-- start Data shown --

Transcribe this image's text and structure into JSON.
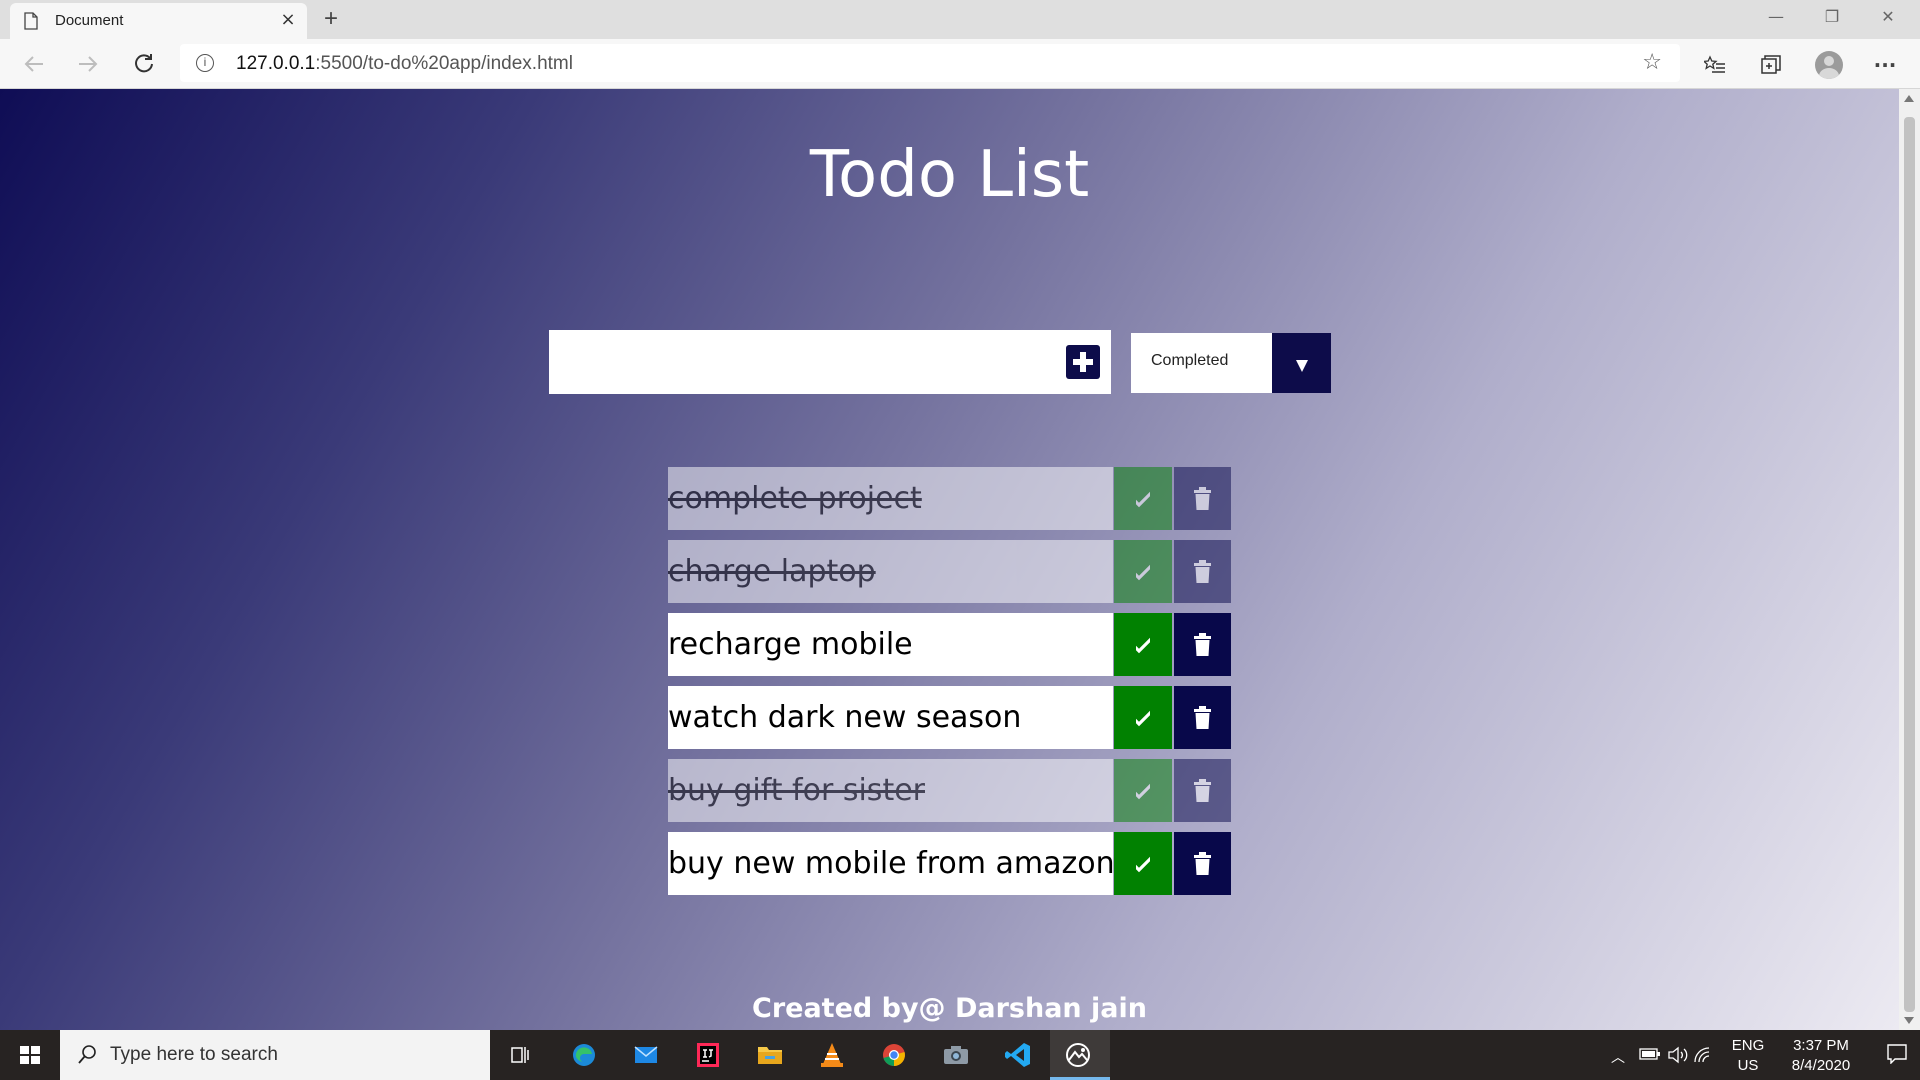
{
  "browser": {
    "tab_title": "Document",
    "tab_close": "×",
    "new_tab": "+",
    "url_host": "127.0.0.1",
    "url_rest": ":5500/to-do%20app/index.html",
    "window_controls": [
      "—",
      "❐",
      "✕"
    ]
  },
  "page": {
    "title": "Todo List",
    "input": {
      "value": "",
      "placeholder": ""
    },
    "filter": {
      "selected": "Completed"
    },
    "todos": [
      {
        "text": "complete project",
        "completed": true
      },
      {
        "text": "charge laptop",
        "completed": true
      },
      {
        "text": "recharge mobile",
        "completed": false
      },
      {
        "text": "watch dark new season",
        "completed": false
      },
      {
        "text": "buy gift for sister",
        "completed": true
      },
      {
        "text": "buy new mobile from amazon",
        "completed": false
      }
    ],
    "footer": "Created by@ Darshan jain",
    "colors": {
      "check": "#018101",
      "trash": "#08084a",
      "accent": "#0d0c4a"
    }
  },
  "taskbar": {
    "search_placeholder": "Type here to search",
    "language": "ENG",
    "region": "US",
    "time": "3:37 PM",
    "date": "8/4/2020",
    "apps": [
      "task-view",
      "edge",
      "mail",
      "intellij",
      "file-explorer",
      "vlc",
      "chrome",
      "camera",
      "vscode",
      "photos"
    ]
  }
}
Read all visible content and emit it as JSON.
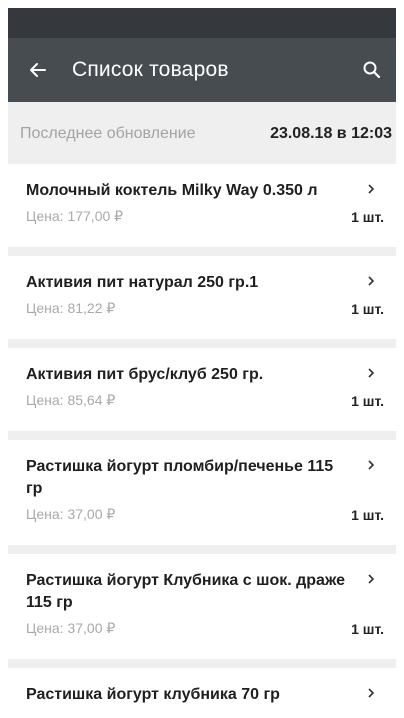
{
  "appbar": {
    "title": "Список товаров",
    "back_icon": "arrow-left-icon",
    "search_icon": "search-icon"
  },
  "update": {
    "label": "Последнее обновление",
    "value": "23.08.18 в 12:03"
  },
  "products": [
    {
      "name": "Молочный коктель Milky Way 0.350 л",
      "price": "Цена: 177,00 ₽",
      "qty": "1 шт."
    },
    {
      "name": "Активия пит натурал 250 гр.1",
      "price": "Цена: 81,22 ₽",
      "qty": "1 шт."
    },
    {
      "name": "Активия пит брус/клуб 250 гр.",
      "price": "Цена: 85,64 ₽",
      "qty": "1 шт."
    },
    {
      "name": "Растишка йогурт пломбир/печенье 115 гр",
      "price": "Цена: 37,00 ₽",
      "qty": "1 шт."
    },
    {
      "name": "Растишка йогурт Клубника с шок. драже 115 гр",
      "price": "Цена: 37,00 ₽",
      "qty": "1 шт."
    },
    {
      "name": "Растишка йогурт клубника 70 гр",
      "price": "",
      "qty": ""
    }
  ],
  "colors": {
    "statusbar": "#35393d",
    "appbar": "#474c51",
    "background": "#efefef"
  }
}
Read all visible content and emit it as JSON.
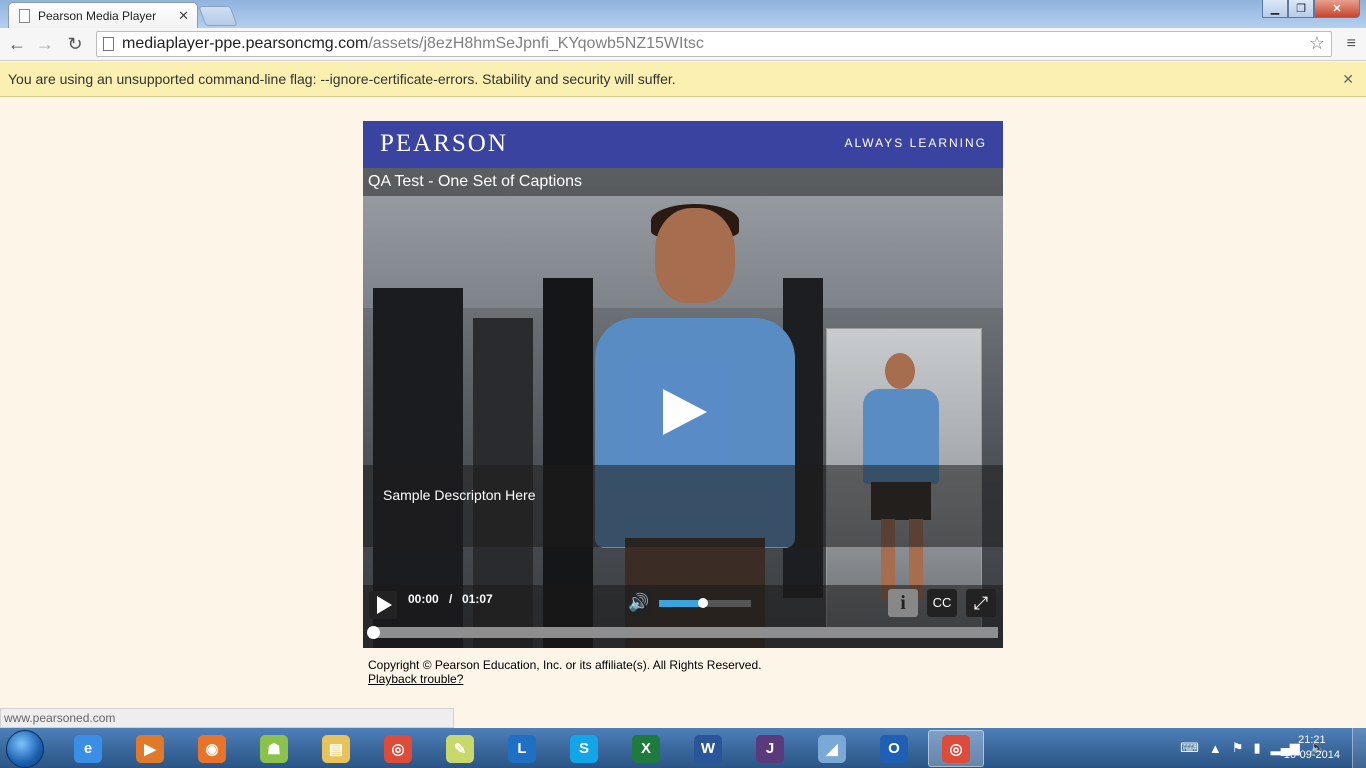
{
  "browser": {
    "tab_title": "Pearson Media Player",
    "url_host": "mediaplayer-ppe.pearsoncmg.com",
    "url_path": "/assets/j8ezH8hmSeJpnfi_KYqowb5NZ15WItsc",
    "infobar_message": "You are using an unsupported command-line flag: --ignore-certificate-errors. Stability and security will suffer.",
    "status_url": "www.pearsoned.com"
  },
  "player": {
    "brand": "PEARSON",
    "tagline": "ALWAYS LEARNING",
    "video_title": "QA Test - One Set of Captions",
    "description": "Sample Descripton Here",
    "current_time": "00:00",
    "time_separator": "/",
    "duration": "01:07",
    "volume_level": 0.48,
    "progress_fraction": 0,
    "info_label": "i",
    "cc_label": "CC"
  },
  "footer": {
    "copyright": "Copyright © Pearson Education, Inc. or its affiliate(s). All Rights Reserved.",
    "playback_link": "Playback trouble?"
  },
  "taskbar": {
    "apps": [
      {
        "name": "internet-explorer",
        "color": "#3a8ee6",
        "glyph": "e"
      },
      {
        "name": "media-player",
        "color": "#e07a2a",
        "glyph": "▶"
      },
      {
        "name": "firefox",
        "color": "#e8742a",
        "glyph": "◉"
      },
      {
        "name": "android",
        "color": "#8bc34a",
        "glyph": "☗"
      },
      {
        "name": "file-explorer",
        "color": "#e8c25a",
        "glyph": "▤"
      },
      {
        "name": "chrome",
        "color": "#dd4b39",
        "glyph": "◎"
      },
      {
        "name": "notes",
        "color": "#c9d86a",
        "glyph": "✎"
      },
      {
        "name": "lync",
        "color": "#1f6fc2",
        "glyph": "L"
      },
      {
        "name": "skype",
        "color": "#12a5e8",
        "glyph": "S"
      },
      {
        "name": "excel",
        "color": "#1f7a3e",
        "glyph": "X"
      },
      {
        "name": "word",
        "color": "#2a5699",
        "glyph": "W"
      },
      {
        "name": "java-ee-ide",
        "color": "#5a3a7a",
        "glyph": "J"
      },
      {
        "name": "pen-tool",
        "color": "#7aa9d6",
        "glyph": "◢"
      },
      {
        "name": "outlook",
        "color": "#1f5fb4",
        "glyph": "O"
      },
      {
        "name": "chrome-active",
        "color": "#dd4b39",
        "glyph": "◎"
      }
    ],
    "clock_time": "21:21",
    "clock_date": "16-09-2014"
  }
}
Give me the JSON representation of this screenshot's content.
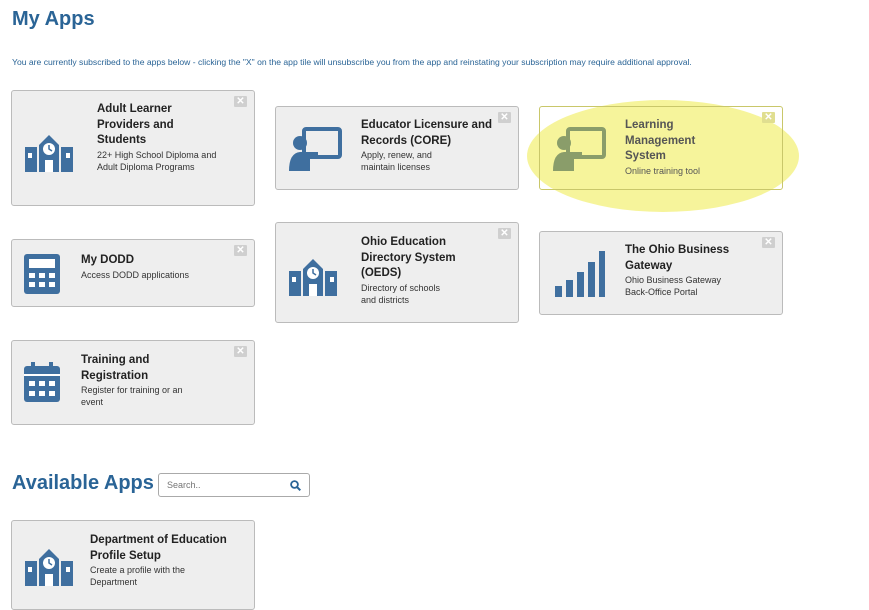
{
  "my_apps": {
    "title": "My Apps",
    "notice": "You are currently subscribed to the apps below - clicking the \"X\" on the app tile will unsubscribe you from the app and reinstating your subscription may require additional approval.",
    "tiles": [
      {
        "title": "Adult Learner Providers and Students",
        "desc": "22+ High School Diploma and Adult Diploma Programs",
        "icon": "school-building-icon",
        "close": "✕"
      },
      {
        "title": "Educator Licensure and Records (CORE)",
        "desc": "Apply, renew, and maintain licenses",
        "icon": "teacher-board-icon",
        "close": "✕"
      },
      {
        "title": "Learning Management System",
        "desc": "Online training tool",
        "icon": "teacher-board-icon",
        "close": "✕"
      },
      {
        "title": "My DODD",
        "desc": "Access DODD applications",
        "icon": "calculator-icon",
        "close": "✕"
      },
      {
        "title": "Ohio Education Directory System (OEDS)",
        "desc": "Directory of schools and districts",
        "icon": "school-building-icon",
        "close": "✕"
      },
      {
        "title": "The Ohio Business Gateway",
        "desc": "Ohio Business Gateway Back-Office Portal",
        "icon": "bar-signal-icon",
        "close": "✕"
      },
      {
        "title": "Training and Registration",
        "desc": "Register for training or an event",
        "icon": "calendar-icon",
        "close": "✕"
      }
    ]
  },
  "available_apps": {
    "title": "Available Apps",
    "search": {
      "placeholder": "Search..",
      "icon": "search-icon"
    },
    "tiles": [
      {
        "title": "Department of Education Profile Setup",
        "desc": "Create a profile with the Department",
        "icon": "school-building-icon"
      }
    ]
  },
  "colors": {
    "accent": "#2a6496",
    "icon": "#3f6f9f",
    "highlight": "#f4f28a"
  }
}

-- end Data shown --

Output an exact copy of the material, with the pictures removed.

→ Response to this exercise:
Transcribe this image's text and structure into JSON.
{
  "browser": {
    "tab_title": "Document",
    "tab_close": "×",
    "new_tab": "+",
    "url_host": "127.0.0.1",
    "url_rest": ":5500/to-do%20app/index.html",
    "window_controls": [
      "—",
      "❐",
      "✕"
    ]
  },
  "page": {
    "title": "Todo List",
    "input": {
      "value": "",
      "placeholder": ""
    },
    "filter": {
      "selected": "Completed"
    },
    "todos": [
      {
        "text": "complete project",
        "completed": true
      },
      {
        "text": "charge laptop",
        "completed": true
      },
      {
        "text": "recharge mobile",
        "completed": false
      },
      {
        "text": "watch dark new season",
        "completed": false
      },
      {
        "text": "buy gift for sister",
        "completed": true
      },
      {
        "text": "buy new mobile from amazon",
        "completed": false
      }
    ],
    "footer": "Created by@ Darshan jain",
    "colors": {
      "check": "#018101",
      "trash": "#08084a",
      "accent": "#0d0c4a"
    }
  },
  "taskbar": {
    "search_placeholder": "Type here to search",
    "language": "ENG",
    "region": "US",
    "time": "3:37 PM",
    "date": "8/4/2020",
    "apps": [
      "task-view",
      "edge",
      "mail",
      "intellij",
      "file-explorer",
      "vlc",
      "chrome",
      "camera",
      "vscode",
      "photos"
    ]
  }
}
Read all visible content and emit it as JSON.
{
  "appbar": {
    "title": "Список товаров",
    "back_icon": "arrow-left-icon",
    "search_icon": "search-icon"
  },
  "update": {
    "label": "Последнее обновление",
    "value": "23.08.18 в 12:03"
  },
  "products": [
    {
      "name": "Молочный коктель Milky Way 0.350 л",
      "price": "Цена: 177,00 ₽",
      "qty": "1 шт."
    },
    {
      "name": "Активия пит натурал 250 гр.1",
      "price": "Цена: 81,22 ₽",
      "qty": "1 шт."
    },
    {
      "name": "Активия пит брус/клуб 250 гр.",
      "price": "Цена: 85,64 ₽",
      "qty": "1 шт."
    },
    {
      "name": "Растишка йогурт пломбир/печенье 115 гр",
      "price": "Цена: 37,00 ₽",
      "qty": "1 шт."
    },
    {
      "name": "Растишка йогурт Клубника с шок. драже 115 гр",
      "price": "Цена: 37,00 ₽",
      "qty": "1 шт."
    },
    {
      "name": "Растишка йогурт клубника 70 гр",
      "price": "",
      "qty": ""
    }
  ],
  "colors": {
    "statusbar": "#35393d",
    "appbar": "#474c51",
    "background": "#efefef"
  }
}
Read all visible content and emit it as JSON.
{
  "browser": {
    "tab_title": "Pearson Media Player",
    "url_host": "mediaplayer-ppe.pearsoncmg.com",
    "url_path": "/assets/j8ezH8hmSeJpnfi_KYqowb5NZ15WItsc",
    "infobar_message": "You are using an unsupported command-line flag: --ignore-certificate-errors. Stability and security will suffer.",
    "status_url": "www.pearsoned.com"
  },
  "player": {
    "brand": "PEARSON",
    "tagline": "ALWAYS LEARNING",
    "video_title": "QA Test - One Set of Captions",
    "description": "Sample Descripton Here",
    "current_time": "00:00",
    "time_separator": "/",
    "duration": "01:07",
    "volume_level": 0.48,
    "progress_fraction": 0,
    "info_label": "i",
    "cc_label": "CC"
  },
  "footer": {
    "copyright": "Copyright © Pearson Education, Inc. or its affiliate(s). All Rights Reserved.",
    "playback_link": "Playback trouble?"
  },
  "taskbar": {
    "apps": [
      {
        "name": "internet-explorer",
        "color": "#3a8ee6",
        "glyph": "e"
      },
      {
        "name": "media-player",
        "color": "#e07a2a",
        "glyph": "▶"
      },
      {
        "name": "firefox",
        "color": "#e8742a",
        "glyph": "◉"
      },
      {
        "name": "android",
        "color": "#8bc34a",
        "glyph": "☗"
      },
      {
        "name": "file-explorer",
        "color": "#e8c25a",
        "glyph": "▤"
      },
      {
        "name": "chrome",
        "color": "#dd4b39",
        "glyph": "◎"
      },
      {
        "name": "notes",
        "color": "#c9d86a",
        "glyph": "✎"
      },
      {
        "name": "lync",
        "color": "#1f6fc2",
        "glyph": "L"
      },
      {
        "name": "skype",
        "color": "#12a5e8",
        "glyph": "S"
      },
      {
        "name": "excel",
        "color": "#1f7a3e",
        "glyph": "X"
      },
      {
        "name": "word",
        "color": "#2a5699",
        "glyph": "W"
      },
      {
        "name": "java-ee-ide",
        "color": "#5a3a7a",
        "glyph": "J"
      },
      {
        "name": "pen-tool",
        "color": "#7aa9d6",
        "glyph": "◢"
      },
      {
        "name": "outlook",
        "color": "#1f5fb4",
        "glyph": "O"
      },
      {
        "name": "chrome-active",
        "color": "#dd4b39",
        "glyph": "◎"
      }
    ],
    "clock_time": "21:21",
    "clock_date": "16-09-2014"
  }
}
Give me the JSON representation of this screenshot's content.
{
  "my_apps": {
    "title": "My Apps",
    "notice": "You are currently subscribed to the apps below - clicking the \"X\" on the app tile will unsubscribe you from the app and reinstating your subscription may require additional approval.",
    "tiles": [
      {
        "title": "Adult Learner Providers and Students",
        "desc": "22+ High School Diploma and Adult Diploma Programs",
        "icon": "school-building-icon",
        "close": "✕"
      },
      {
        "title": "Educator Licensure and Records (CORE)",
        "desc": "Apply, renew, and maintain licenses",
        "icon": "teacher-board-icon",
        "close": "✕"
      },
      {
        "title": "Learning Management System",
        "desc": "Online training tool",
        "icon": "teacher-board-icon",
        "close": "✕"
      },
      {
        "title": "My DODD",
        "desc": "Access DODD applications",
        "icon": "calculator-icon",
        "close": "✕"
      },
      {
        "title": "Ohio Education Directory System (OEDS)",
        "desc": "Directory of schools and districts",
        "icon": "school-building-icon",
        "close": "✕"
      },
      {
        "title": "The Ohio Business Gateway",
        "desc": "Ohio Business Gateway Back-Office Portal",
        "icon": "bar-signal-icon",
        "close": "✕"
      },
      {
        "title": "Training and Registration",
        "desc": "Register for training or an event",
        "icon": "calendar-icon",
        "close": "✕"
      }
    ]
  },
  "available_apps": {
    "title": "Available Apps",
    "search": {
      "placeholder": "Search..",
      "icon": "search-icon"
    },
    "tiles": [
      {
        "title": "Department of Education Profile Setup",
        "desc": "Create a profile with the Department",
        "icon": "school-building-icon"
      }
    ]
  },
  "colors": {
    "accent": "#2a6496",
    "icon": "#3f6f9f",
    "highlight": "#f4f28a"
  }
}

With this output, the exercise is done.